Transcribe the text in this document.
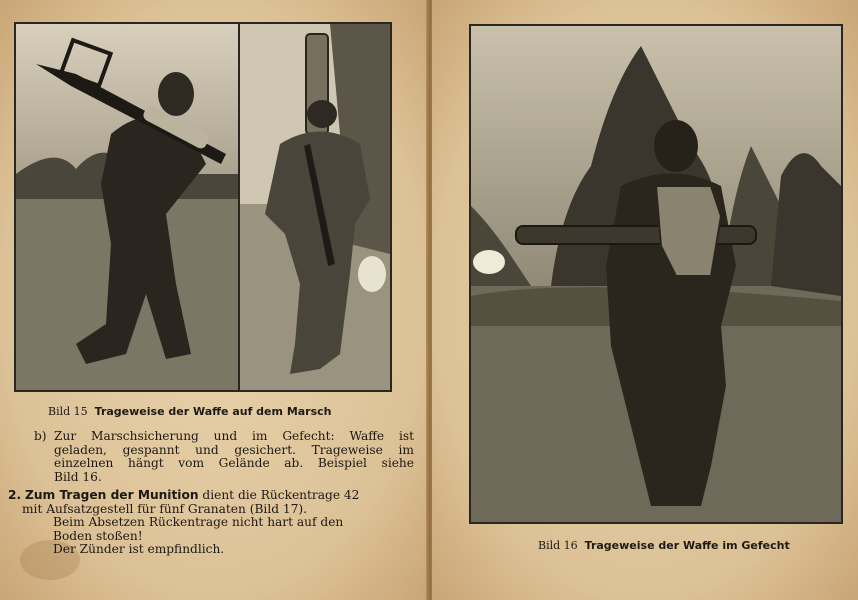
Bild 15 Trageweise der Waffe auf dem Marsch
b) Zur Marschsicherung und im Gefecht: Waffe ist
geladen, gespannt und gesichert. Trageweise im
einzelnen hängt vom Gelände ab. Beispiel siehe
Bild 16.
2. Zum Tragen der Munition dient die Rückentrage 42
mit Aufsatzgestell für fünf Granaten (Bild 17).
Beim Absetzen Rückentrage nicht hart auf den
Boden stoßen!
Der Zünder ist empfindlich.	Bild 16 Trageweise der Waffe im Gefecht
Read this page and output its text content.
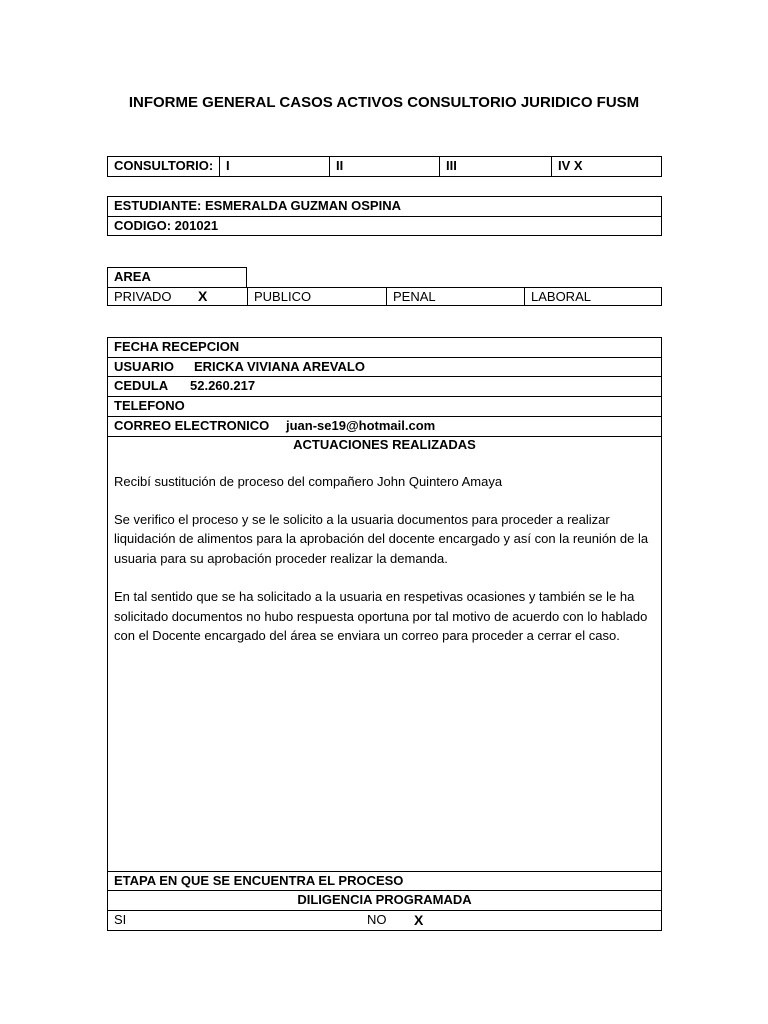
INFORME GENERAL CASOS ACTIVOS CONSULTORIO JURIDICO FUSM
CONSULTORIO: I	II	III	IV X
ESTUDIANTE: ESMERALDA GUZMAN OSPINA
CODIGO: 201021
AREA
PRIVADO X	PUBLICO	PENAL	LABORAL
FECHA RECEPCION
USUARIO	ERICKA VIVIANA AREVALO
CEDULA	52.260.217
TELEFONO
CORREO ELECTRONICO	juan-se19@hotmail.com
ACTUACIONES REALIZADAS

Recibí sustitución de proceso del compañero John Quintero Amaya

Se verifico el proceso y se le solicito a la usuaria documentos para proceder a realizar liquidación de alimentos para la aprobación del docente encargado y así con la reunión de la usuaria para su aprobación proceder realizar la demanda.

En tal sentido que se ha solicitado a la usuaria en respetivas ocasiones y también se le ha solicitado documentos no hubo respuesta oportuna por tal motivo de acuerdo con lo hablado con el Docente encargado del área se enviara un correo para proceder a cerrar el caso.

ETAPA EN QUE SE ENCUENTRA EL PROCESO
DILIGENCIA PROGRAMADA
SI	NO	X
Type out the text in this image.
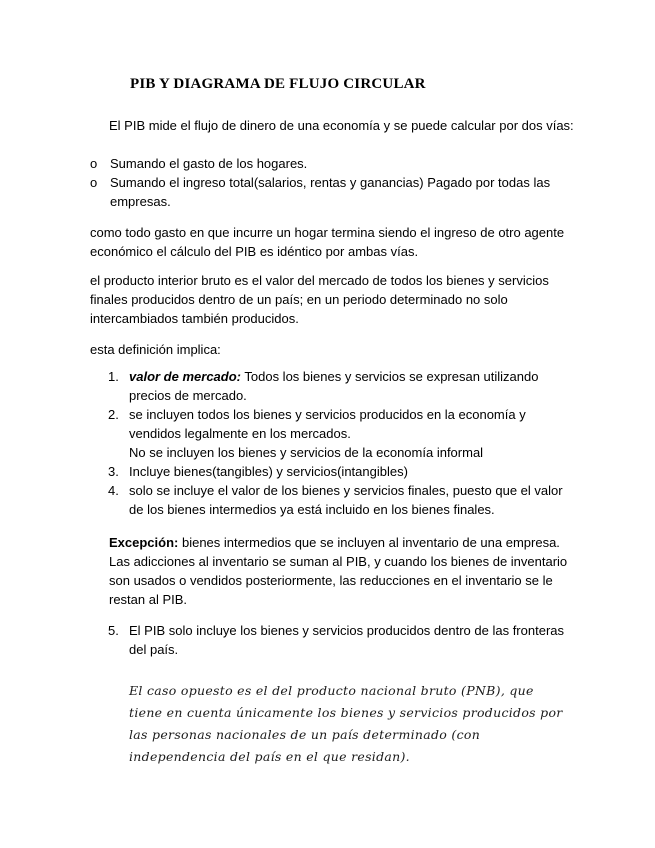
PIB Y DIAGRAMA DE FLUJO CIRCULAR
El PIB mide el flujo de dinero de una economía y se puede calcular por dos vías:
o Sumando el gasto de los hogares.
o Sumando el ingreso total(salarios, rentas y ganancias) Pagado por todas las empresas.
como todo gasto en que incurre un hogar termina siendo el ingreso de otro agente económico el cálculo del PIB es idéntico por ambas vías.
el producto interior bruto es el valor del mercado de todos los bienes y servicios finales producidos dentro de un país; en un periodo determinado no solo intercambiados también producidos.
esta definición implica:
1. valor de mercado: Todos los bienes y servicios se expresan utilizando precios de mercado.
2. se incluyen todos los bienes y servicios producidos en la economía y vendidos legalmente en los mercados.
No se incluyen los bienes y servicios de la economía informal
3. Incluye bienes(tangibles) y servicios(intangibles)
4. solo se incluye el valor de los bienes y servicios finales, puesto que el valor de los bienes intermedios ya está incluido en los bienes finales.
Excepción: bienes intermedios que se incluyen al inventario de una empresa. Las adicciones al inventario se suman al PIB, y cuando los bienes de inventario son usados o vendidos posteriormente, las reducciones en el inventario se le restan al PIB.
5. El PIB solo incluye los bienes y servicios producidos dentro de las fronteras del país.
El caso opuesto es el del producto nacional bruto (PNB), que tiene en cuenta únicamente los bienes y servicios producidos por las personas nacionales de un país determinado (con independencia del país en el que residan).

Exercise prompt: Every entry above needs to be retyped exactly; drop the pictures.

Written solution:
Transcribe the text in this document.
Bild 15 Trageweise der Waffe auf dem Marsch
b) Zur Marschsicherung und im Gefecht: Waffe ist
geladen, gespannt und gesichert. Trageweise im
einzelnen hängt vom Gelände ab. Beispiel siehe
Bild 16.
2. Zum Tragen der Munition dient die Rückentrage 42
mit Aufsatzgestell für fünf Granaten (Bild 17).
Beim Absetzen Rückentrage nicht hart auf den
Boden stoßen!
Der Zünder ist empfindlich.	Bild 16 Trageweise der Waffe im Gefecht
Read this page and output its text content.
INFORME GENERAL CASOS ACTIVOS CONSULTORIO JURIDICO FUSM
CONSULTORIO: I	II	III	IV X
ESTUDIANTE: ESMERALDA GUZMAN OSPINA
CODIGO: 201021
AREA
PRIVADO X	PUBLICO	PENAL	LABORAL
FECHA RECEPCION
USUARIO	ERICKA VIVIANA AREVALO
CEDULA	52.260.217
TELEFONO
CORREO ELECTRONICO	juan-se19@hotmail.com
ACTUACIONES REALIZADAS

Recibí sustitución de proceso del compañero John Quintero Amaya

Se verifico el proceso y se le solicito a la usuaria documentos para proceder a realizar liquidación de alimentos para la aprobación del docente encargado y así con la reunión de la usuaria para su aprobación proceder realizar la demanda.

En tal sentido que se ha solicitado a la usuaria en respetivas ocasiones y también se le ha solicitado documentos no hubo respuesta oportuna por tal motivo de acuerdo con lo hablado con el Docente encargado del área se enviara un correo para proceder a cerrar el caso.

ETAPA EN QUE SE ENCUENTRA EL PROCESO
DILIGENCIA PROGRAMADA
SI	NO	X
Type out the text in this image.
PIB Y DIAGRAMA DE FLUJO CIRCULAR
El PIB mide el flujo de dinero de una economía y se puede calcular por dos vías:
o Sumando el gasto de los hogares.
o Sumando el ingreso total(salarios, rentas y ganancias) Pagado por todas las empresas.
como todo gasto en que incurre un hogar termina siendo el ingreso de otro agente económico el cálculo del PIB es idéntico por ambas vías.
el producto interior bruto es el valor del mercado de todos los bienes y servicios finales producidos dentro de un país; en un periodo determinado no solo intercambiados también producidos.
esta definición implica:
1. valor de mercado: Todos los bienes y servicios se expresan utilizando precios de mercado.
2. se incluyen todos los bienes y servicios producidos en la economía y vendidos legalmente en los mercados.
No se incluyen los bienes y servicios de la economía informal
3. Incluye bienes(tangibles) y servicios(intangibles)
4. solo se incluye el valor de los bienes y servicios finales, puesto que el valor de los bienes intermedios ya está incluido en los bienes finales.
Excepción: bienes intermedios que se incluyen al inventario de una empresa. Las adicciones al inventario se suman al PIB, y cuando los bienes de inventario son usados o vendidos posteriormente, las reducciones en el inventario se le restan al PIB.
5. El PIB solo incluye los bienes y servicios producidos dentro de las fronteras del país.
El caso opuesto es el del producto nacional bruto (PNB), que tiene en cuenta únicamente los bienes y servicios producidos por las personas nacionales de un país determinado (con independencia del país en el que residan).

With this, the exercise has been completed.